◆ Extracted material:
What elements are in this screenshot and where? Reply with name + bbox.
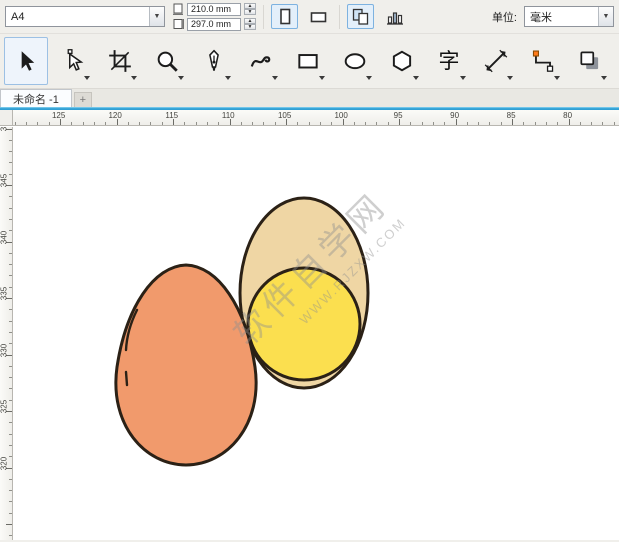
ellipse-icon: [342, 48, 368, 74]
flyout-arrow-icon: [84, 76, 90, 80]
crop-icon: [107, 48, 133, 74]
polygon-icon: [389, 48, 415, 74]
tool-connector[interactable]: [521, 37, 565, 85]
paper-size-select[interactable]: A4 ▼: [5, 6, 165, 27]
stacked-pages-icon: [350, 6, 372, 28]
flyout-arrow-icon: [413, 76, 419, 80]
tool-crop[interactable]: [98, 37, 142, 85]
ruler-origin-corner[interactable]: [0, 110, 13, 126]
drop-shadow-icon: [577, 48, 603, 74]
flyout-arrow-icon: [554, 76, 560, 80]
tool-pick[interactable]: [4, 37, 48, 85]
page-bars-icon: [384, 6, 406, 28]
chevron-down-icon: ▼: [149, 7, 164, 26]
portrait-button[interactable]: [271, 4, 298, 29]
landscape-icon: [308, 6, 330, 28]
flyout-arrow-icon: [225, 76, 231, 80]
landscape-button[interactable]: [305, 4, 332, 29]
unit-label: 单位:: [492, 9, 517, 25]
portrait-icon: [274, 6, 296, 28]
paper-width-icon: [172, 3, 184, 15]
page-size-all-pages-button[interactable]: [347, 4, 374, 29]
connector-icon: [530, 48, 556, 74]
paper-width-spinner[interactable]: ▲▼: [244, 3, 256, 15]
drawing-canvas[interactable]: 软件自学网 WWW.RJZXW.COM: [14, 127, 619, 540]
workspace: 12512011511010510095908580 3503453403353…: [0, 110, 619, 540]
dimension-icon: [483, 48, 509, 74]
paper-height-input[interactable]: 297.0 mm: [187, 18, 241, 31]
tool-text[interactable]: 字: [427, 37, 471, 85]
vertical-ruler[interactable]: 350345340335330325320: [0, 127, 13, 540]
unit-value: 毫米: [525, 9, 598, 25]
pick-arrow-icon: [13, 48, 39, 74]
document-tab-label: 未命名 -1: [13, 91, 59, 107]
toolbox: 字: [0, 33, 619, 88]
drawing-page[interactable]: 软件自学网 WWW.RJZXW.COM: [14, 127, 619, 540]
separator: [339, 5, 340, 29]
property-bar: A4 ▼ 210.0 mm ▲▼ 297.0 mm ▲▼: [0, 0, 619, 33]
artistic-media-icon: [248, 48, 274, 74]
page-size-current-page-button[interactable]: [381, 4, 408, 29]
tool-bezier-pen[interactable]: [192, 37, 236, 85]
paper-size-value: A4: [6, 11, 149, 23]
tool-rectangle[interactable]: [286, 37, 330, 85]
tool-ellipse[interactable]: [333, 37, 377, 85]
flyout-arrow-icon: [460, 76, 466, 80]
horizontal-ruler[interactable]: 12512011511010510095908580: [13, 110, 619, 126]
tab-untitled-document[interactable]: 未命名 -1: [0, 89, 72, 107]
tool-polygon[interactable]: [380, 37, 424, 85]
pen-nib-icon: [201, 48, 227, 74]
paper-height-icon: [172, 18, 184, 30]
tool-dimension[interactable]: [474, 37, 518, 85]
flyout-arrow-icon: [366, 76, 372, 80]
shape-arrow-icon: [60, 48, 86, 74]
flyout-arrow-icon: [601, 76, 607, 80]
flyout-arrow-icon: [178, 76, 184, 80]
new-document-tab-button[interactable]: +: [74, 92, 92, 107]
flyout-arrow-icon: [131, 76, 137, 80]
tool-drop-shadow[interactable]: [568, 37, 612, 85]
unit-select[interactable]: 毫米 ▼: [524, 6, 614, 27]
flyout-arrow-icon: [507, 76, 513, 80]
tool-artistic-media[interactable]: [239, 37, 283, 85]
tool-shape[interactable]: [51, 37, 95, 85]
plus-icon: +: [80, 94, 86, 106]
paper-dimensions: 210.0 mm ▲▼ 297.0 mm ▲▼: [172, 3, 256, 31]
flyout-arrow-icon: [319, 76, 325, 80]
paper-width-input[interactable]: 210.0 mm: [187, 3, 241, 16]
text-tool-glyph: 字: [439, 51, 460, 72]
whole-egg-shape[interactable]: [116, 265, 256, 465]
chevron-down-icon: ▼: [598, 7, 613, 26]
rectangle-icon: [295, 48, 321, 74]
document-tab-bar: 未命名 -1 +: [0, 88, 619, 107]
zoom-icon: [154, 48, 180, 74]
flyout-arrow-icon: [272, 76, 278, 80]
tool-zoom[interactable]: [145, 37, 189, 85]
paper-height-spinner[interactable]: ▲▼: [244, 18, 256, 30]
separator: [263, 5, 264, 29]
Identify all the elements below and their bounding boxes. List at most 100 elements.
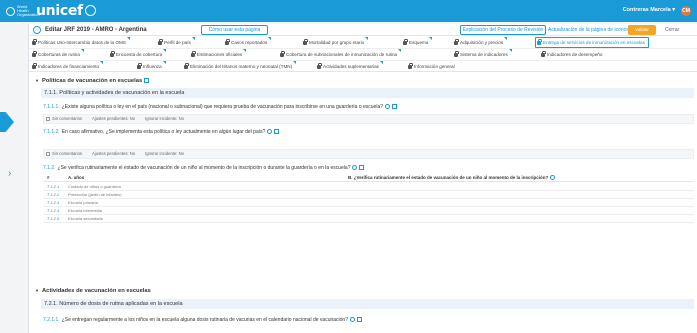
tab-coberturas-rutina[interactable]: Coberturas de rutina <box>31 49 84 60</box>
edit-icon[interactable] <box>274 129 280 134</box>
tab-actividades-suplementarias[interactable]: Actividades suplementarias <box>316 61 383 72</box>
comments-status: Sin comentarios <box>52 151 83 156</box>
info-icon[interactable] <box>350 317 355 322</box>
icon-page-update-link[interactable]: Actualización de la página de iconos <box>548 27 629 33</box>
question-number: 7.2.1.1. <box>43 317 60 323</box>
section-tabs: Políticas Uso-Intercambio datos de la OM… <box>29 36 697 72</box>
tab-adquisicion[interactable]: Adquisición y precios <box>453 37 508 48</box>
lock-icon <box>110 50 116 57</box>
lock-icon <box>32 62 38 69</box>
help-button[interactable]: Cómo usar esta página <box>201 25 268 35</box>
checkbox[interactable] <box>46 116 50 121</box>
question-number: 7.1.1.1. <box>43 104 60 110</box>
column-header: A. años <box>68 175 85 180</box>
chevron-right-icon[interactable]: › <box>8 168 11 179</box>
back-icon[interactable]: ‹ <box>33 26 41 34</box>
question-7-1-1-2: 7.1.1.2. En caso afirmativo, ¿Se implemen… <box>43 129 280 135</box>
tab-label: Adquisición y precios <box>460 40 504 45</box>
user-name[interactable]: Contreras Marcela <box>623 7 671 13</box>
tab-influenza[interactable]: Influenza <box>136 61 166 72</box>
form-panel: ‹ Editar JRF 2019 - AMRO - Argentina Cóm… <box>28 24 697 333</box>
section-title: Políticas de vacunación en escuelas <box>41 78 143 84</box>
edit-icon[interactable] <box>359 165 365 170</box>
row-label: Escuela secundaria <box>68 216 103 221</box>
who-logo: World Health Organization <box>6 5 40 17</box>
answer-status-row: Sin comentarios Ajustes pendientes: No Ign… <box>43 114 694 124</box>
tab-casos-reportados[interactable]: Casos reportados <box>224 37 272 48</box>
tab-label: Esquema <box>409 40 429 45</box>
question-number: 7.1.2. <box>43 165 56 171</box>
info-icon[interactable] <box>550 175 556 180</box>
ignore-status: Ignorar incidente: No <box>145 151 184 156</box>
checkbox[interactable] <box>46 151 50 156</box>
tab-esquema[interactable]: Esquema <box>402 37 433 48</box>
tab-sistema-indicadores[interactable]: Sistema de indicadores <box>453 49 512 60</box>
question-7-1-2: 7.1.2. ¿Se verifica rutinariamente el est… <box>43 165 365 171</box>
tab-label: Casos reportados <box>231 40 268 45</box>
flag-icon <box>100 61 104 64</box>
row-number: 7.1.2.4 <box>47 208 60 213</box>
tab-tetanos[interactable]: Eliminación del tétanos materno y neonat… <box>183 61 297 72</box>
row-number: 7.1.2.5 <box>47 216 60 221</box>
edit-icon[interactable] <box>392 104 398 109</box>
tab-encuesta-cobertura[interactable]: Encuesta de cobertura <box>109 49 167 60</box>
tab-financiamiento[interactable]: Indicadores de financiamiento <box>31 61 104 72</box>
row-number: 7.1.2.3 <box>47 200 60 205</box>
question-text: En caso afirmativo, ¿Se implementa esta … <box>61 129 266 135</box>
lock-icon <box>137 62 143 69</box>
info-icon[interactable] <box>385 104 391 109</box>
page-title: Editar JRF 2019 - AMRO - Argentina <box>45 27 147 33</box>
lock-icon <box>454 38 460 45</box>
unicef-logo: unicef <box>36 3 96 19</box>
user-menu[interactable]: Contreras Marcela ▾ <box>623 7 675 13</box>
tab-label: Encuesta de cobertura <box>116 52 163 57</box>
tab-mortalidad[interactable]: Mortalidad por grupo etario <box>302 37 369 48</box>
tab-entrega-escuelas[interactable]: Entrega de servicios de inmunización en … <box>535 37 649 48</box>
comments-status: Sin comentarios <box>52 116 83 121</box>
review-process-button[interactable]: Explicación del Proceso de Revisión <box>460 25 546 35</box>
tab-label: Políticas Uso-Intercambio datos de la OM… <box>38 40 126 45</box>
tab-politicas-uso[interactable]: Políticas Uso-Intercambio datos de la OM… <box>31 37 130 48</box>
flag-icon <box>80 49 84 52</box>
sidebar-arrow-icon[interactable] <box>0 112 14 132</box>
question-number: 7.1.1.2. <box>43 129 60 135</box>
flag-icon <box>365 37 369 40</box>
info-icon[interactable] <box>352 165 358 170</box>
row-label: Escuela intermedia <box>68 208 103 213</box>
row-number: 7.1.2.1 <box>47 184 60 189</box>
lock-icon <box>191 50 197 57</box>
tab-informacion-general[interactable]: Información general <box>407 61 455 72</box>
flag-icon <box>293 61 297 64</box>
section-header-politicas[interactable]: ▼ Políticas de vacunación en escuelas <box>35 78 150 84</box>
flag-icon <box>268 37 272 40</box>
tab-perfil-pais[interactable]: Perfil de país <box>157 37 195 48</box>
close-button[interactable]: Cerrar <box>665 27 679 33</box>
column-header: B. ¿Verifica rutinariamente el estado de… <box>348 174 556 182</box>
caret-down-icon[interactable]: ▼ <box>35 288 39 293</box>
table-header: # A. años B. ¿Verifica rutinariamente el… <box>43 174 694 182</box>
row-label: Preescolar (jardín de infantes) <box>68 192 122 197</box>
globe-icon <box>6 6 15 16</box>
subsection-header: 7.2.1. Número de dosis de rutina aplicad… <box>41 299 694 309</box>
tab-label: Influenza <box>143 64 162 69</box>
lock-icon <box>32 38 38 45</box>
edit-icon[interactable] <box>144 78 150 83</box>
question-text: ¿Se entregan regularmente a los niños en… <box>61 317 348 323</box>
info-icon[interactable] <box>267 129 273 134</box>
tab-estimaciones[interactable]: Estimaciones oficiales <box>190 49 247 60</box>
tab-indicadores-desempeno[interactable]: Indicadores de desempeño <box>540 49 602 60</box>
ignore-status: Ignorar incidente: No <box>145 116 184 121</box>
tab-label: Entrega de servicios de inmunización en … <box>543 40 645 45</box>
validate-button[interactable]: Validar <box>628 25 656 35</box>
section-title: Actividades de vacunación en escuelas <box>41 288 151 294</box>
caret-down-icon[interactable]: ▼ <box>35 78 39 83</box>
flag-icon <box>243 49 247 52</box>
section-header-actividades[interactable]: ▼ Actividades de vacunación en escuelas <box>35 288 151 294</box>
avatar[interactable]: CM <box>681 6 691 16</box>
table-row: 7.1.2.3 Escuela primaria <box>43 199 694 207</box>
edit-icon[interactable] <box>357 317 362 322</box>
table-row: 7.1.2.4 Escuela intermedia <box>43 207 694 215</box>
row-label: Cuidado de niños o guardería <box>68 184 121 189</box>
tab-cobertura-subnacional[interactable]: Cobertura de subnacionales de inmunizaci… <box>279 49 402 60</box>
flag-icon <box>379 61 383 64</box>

◆ Problem requirements: Put the lines starting at the one containing "ellipse-icon: [342, 48, 368, 74]" and ending at the one containing "flyout-arrow-icon: [413, 76, 419, 80]" into a Markdown table with the columns Row and Line. Number each row and skip any blank lines.

◆ Task solution:
| Row | Line |
|---|---|
| 1 | ellipse-icon: [342, 48, 368, 74] |
| 2 | flyout-arrow-icon: [84, 76, 90, 80] |
| 3 | crop-icon: [107, 48, 133, 74] |
| 4 | polygon-icon: [389, 48, 415, 74] |
| 5 | tool-connector[interactable]: [521, 37, 565, 85] |
| 6 | paper-size-select[interactable]: A4 ▼: [5, 6, 165, 27] |
| 7 | stacked-pages-icon: [350, 6, 372, 28] |
| 8 | flyout-arrow-icon: [413, 76, 419, 80] |